Figure record listings:

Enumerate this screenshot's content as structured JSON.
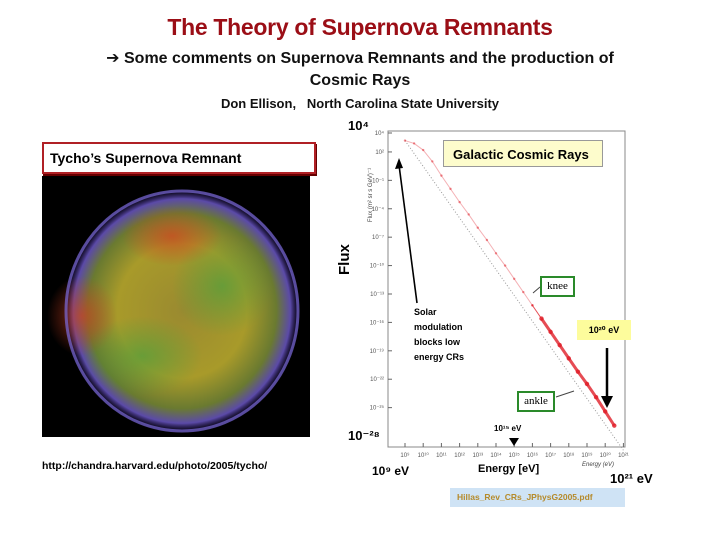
{
  "title": "The Theory of Supernova Remnants",
  "subtitle_line1": "➔ Some comments on Supernova Remnants and the production of",
  "subtitle_line2": "Cosmic Rays",
  "author": "Don Ellison,   North Carolina State University",
  "left_panel": {
    "label": "Tycho’s Supernova Remnant",
    "url": "http://chandra.harvard.edu/photo/2005/tycho/"
  },
  "source_file": "Hillas_Rev_CRs_JPhysG2005.pdf",
  "annotations": {
    "galactic": "Galactic Cosmic Rays",
    "knee": "knee",
    "ankle": "ankle",
    "e20": "10²⁰ eV",
    "e15": "10¹⁵ eV",
    "solar": [
      "Solar",
      "modulation",
      "blocks low",
      "energy CRs"
    ],
    "flux": "Flux",
    "energy": "Energy [eV]",
    "ymax": "10⁴",
    "ymin": "10⁻²⁸",
    "xmin": "10⁹ eV",
    "xmax": "10²¹ eV"
  },
  "chart_data": {
    "type": "scatter",
    "title": "",
    "xlabel": "Energy (eV)",
    "ylabel": "Flux (m² sr s GeV)⁻¹",
    "xscale": "log",
    "yscale": "log",
    "xlim": [
      1000000000.0,
      1e+21
    ],
    "ylim": [
      1e-28,
      10000.0
    ],
    "xticks": [
      "10⁹",
      "10¹⁰",
      "10¹¹",
      "10¹²",
      "10¹³",
      "10¹⁴",
      "10¹⁵",
      "10¹⁶",
      "10¹⁷",
      "10¹⁸",
      "10¹⁹",
      "10²⁰",
      "10²¹"
    ],
    "yticks": [
      "10⁴",
      "10²",
      "10⁻¹",
      "10⁻⁴",
      "10⁻⁷",
      "10⁻¹⁰",
      "10⁻¹³",
      "10⁻¹⁶",
      "10⁻¹⁹",
      "10⁻²²",
      "10⁻²⁵"
    ],
    "series": [
      {
        "log10_energy": [
          9,
          9.5,
          10,
          10.5,
          11,
          11.5,
          12,
          12.5,
          13,
          13.5,
          14,
          14.5,
          15,
          15.5,
          16,
          16.5,
          17,
          17.5,
          18,
          18.5,
          19,
          19.5,
          20,
          20.5
        ],
        "log10_flux": [
          3.2,
          2.9,
          2.2,
          1.0,
          -0.5,
          -1.9,
          -3.3,
          -4.6,
          -6.0,
          -7.3,
          -8.7,
          -10.0,
          -11.4,
          -12.8,
          -14.2,
          -15.6,
          -17.0,
          -18.4,
          -19.8,
          -21.2,
          -22.5,
          -23.9,
          -25.4,
          -26.9
        ],
        "color": "#e0202a"
      }
    ]
  }
}
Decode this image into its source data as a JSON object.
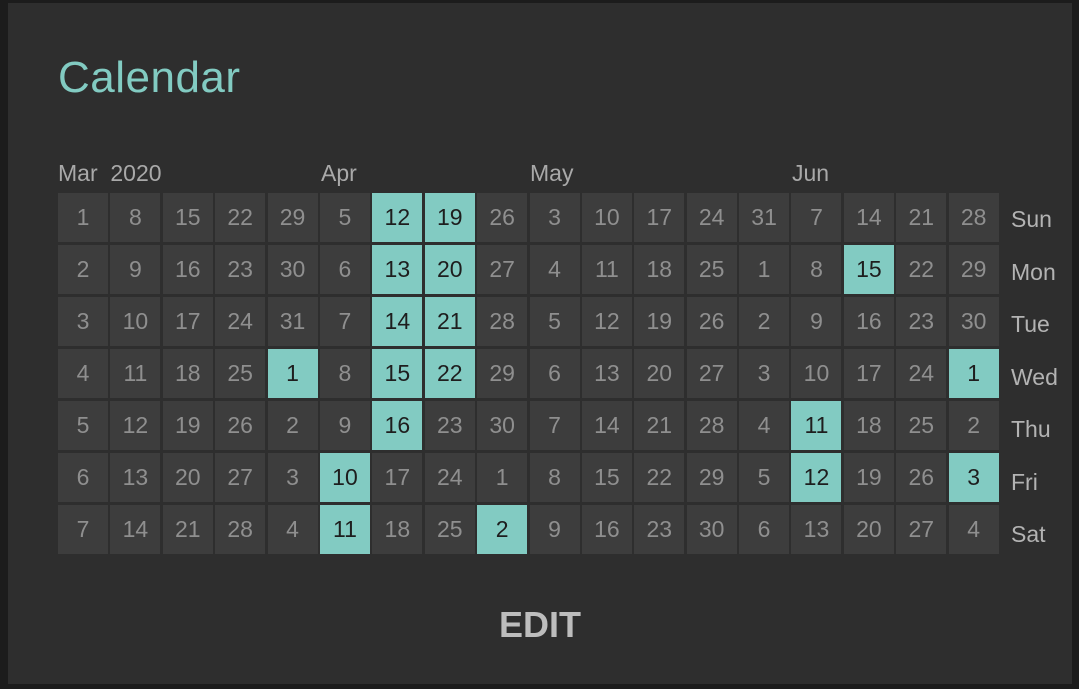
{
  "title": "Calendar",
  "months": [
    {
      "label": "Mar  2020",
      "col": 0
    },
    {
      "label": "Apr",
      "col": 5
    },
    {
      "label": "May",
      "col": 9
    },
    {
      "label": "Jun",
      "col": 14
    }
  ],
  "days": [
    "Sun",
    "Mon",
    "Tue",
    "Wed",
    "Thu",
    "Fri",
    "Sat"
  ],
  "rows": [
    [
      "1",
      "8",
      "15",
      "22",
      "29",
      "5",
      "12",
      "19",
      "26",
      "3",
      "10",
      "17",
      "24",
      "31",
      "7",
      "14",
      "21",
      "28"
    ],
    [
      "2",
      "9",
      "16",
      "23",
      "30",
      "6",
      "13",
      "20",
      "27",
      "4",
      "11",
      "18",
      "25",
      "1",
      "8",
      "15",
      "22",
      "29"
    ],
    [
      "3",
      "10",
      "17",
      "24",
      "31",
      "7",
      "14",
      "21",
      "28",
      "5",
      "12",
      "19",
      "26",
      "2",
      "9",
      "16",
      "23",
      "30"
    ],
    [
      "4",
      "11",
      "18",
      "25",
      "1",
      "8",
      "15",
      "22",
      "29",
      "6",
      "13",
      "20",
      "27",
      "3",
      "10",
      "17",
      "24",
      "1"
    ],
    [
      "5",
      "12",
      "19",
      "26",
      "2",
      "9",
      "16",
      "23",
      "30",
      "7",
      "14",
      "21",
      "28",
      "4",
      "11",
      "18",
      "25",
      "2"
    ],
    [
      "6",
      "13",
      "20",
      "27",
      "3",
      "10",
      "17",
      "24",
      "1",
      "8",
      "15",
      "22",
      "29",
      "5",
      "12",
      "19",
      "26",
      "3"
    ],
    [
      "7",
      "14",
      "21",
      "28",
      "4",
      "11",
      "18",
      "25",
      "2",
      "9",
      "16",
      "23",
      "30",
      "6",
      "13",
      "20",
      "27",
      "4"
    ]
  ],
  "highlighted": [
    [
      0,
      6
    ],
    [
      0,
      7
    ],
    [
      1,
      6
    ],
    [
      1,
      7
    ],
    [
      1,
      15
    ],
    [
      2,
      6
    ],
    [
      2,
      7
    ],
    [
      3,
      4
    ],
    [
      3,
      6
    ],
    [
      3,
      7
    ],
    [
      3,
      17
    ],
    [
      4,
      6
    ],
    [
      4,
      14
    ],
    [
      5,
      5
    ],
    [
      5,
      14
    ],
    [
      5,
      17
    ],
    [
      6,
      5
    ],
    [
      6,
      8
    ]
  ],
  "colors": {
    "accent": "#82cbc2",
    "cell": "#3d3d3d",
    "panel": "#2e2e2e"
  },
  "edit_label": "EDIT"
}
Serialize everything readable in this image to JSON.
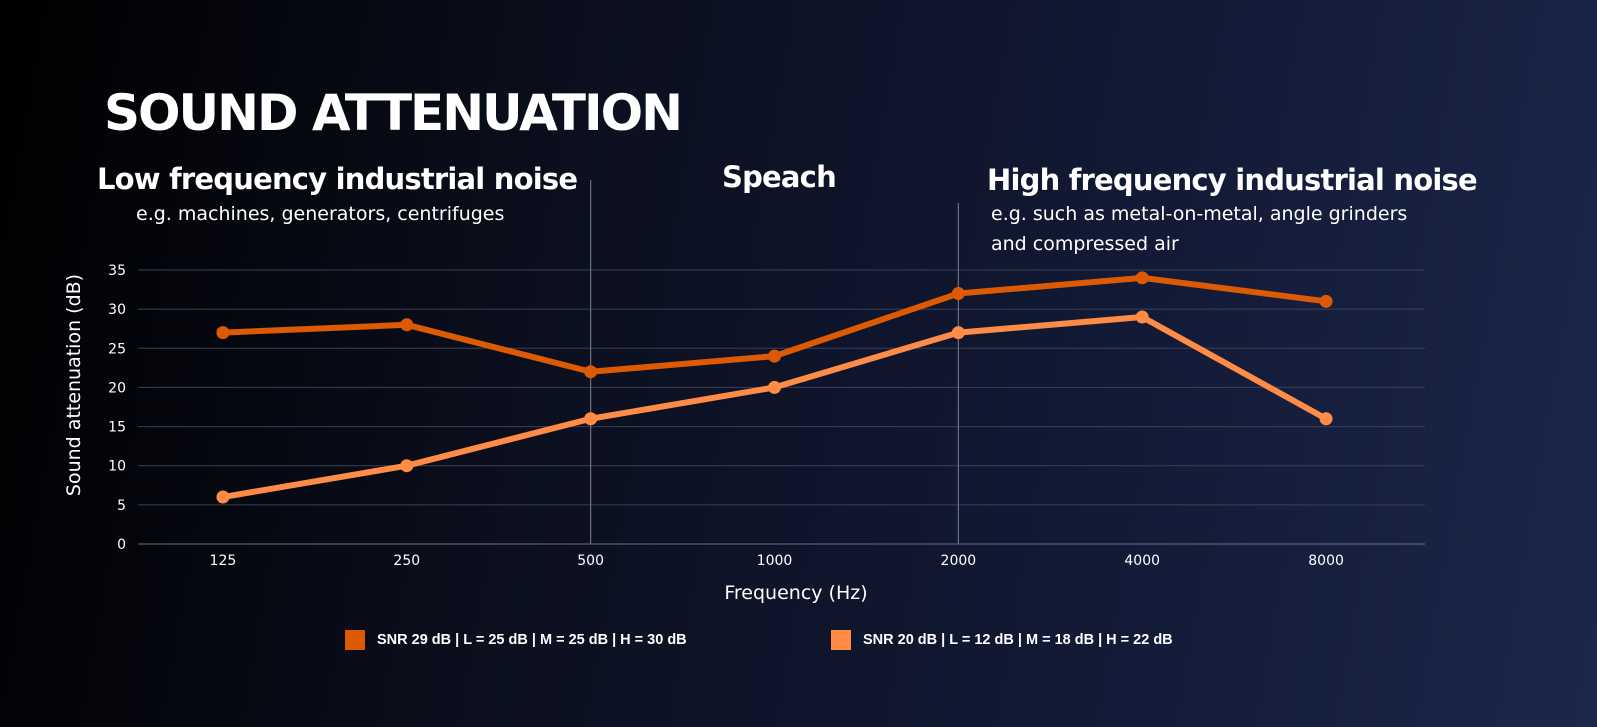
{
  "title": "SOUND ATTENUATION",
  "sections": [
    {
      "title": "Low frequency industrial noise",
      "subtitle_lines": [
        "e.g. machines, generators, centrifuges"
      ]
    },
    {
      "title": "Speach",
      "subtitle_lines": []
    },
    {
      "title": "High frequency industrial noise",
      "subtitle_lines": [
        "e.g. such as metal-on-metal, angle grinders",
        "and compressed air"
      ]
    }
  ],
  "colors": {
    "series_dark": "#dc5a04",
    "series_light": "#ff8c46",
    "grid": "#3a4056",
    "divider": "#6b7080",
    "text": "#ffffff"
  },
  "chart_data": {
    "type": "line",
    "title": "SOUND ATTENUATION",
    "xlabel": "Frequency (Hz)",
    "ylabel": "Sound attenuation (dB)",
    "categories": [
      "125",
      "250",
      "500",
      "1000",
      "2000",
      "4000",
      "8000"
    ],
    "ylim": [
      0,
      35
    ],
    "yticks": [
      0,
      5,
      10,
      15,
      20,
      25,
      30,
      35
    ],
    "grid": true,
    "legend_position": "bottom",
    "dividers_after_categories": [
      "500",
      "2000"
    ],
    "series": [
      {
        "name": "SNR 29 dB |  L = 25 dB |  M = 25 dB |  H = 30 dB",
        "color": "#dc5a04",
        "values": [
          27,
          28,
          22,
          24,
          32,
          34,
          31
        ]
      },
      {
        "name": "SNR  20 dB | L = 12 dB | M = 18 dB | H = 22 dB",
        "color": "#ff8c46",
        "values": [
          6,
          10,
          16,
          20,
          27,
          29,
          16
        ]
      }
    ]
  }
}
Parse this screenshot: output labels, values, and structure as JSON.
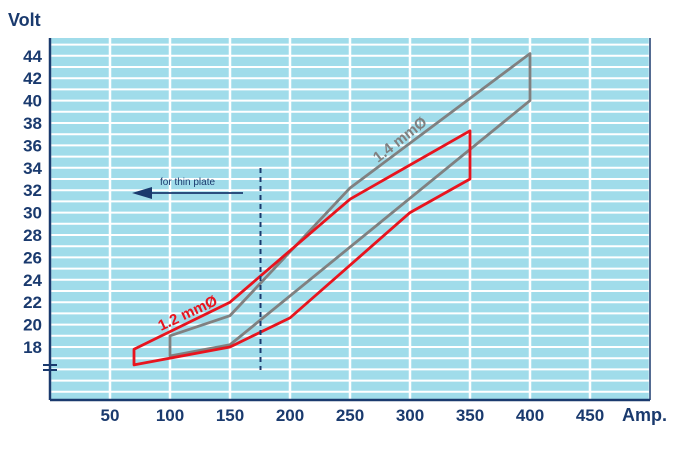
{
  "chart_data": {
    "type": "area",
    "ylabel": "Volt",
    "xlabel": "Amp.",
    "xlim": [
      0,
      500
    ],
    "ylim": [
      12,
      45
    ],
    "x_ticks": [
      50,
      100,
      150,
      200,
      250,
      300,
      350,
      400,
      450
    ],
    "y_ticks": [
      18,
      20,
      22,
      24,
      26,
      28,
      30,
      32,
      34,
      36,
      38,
      40,
      42,
      44
    ],
    "grid": true,
    "background_color": "#a0dcea",
    "grid_color": "#ffffff",
    "series": [
      {
        "name": "1.4 mmØ",
        "color": "#808080",
        "polygon": [
          [
            100,
            17.2
          ],
          [
            100,
            19.0
          ],
          [
            150,
            20.8
          ],
          [
            250,
            32.2
          ],
          [
            400,
            44.2
          ],
          [
            400,
            40.0
          ],
          [
            150,
            18.2
          ]
        ]
      },
      {
        "name": "1.2 mmØ",
        "color": "#e8141e",
        "polygon": [
          [
            70,
            16.4
          ],
          [
            70,
            17.8
          ],
          [
            150,
            22.0
          ],
          [
            250,
            31.2
          ],
          [
            350,
            37.3
          ],
          [
            350,
            33.0
          ],
          [
            300,
            30.0
          ],
          [
            200,
            20.6
          ],
          [
            150,
            18.0
          ]
        ]
      }
    ],
    "reference_line": {
      "x": 175,
      "style": "dashed",
      "color": "#1a3a6e"
    },
    "annotation": {
      "text": "for thin plate",
      "arrow": "left",
      "color": "#1a3a6e"
    }
  }
}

### Task prompt
Show every line from the entries above in which the word "Remnants" appears.

### Solution
  "title": "The Theory of Supernova Remnants",
  "subtitle_line1": "➔ Some comments on Supernova Remnants and the production of",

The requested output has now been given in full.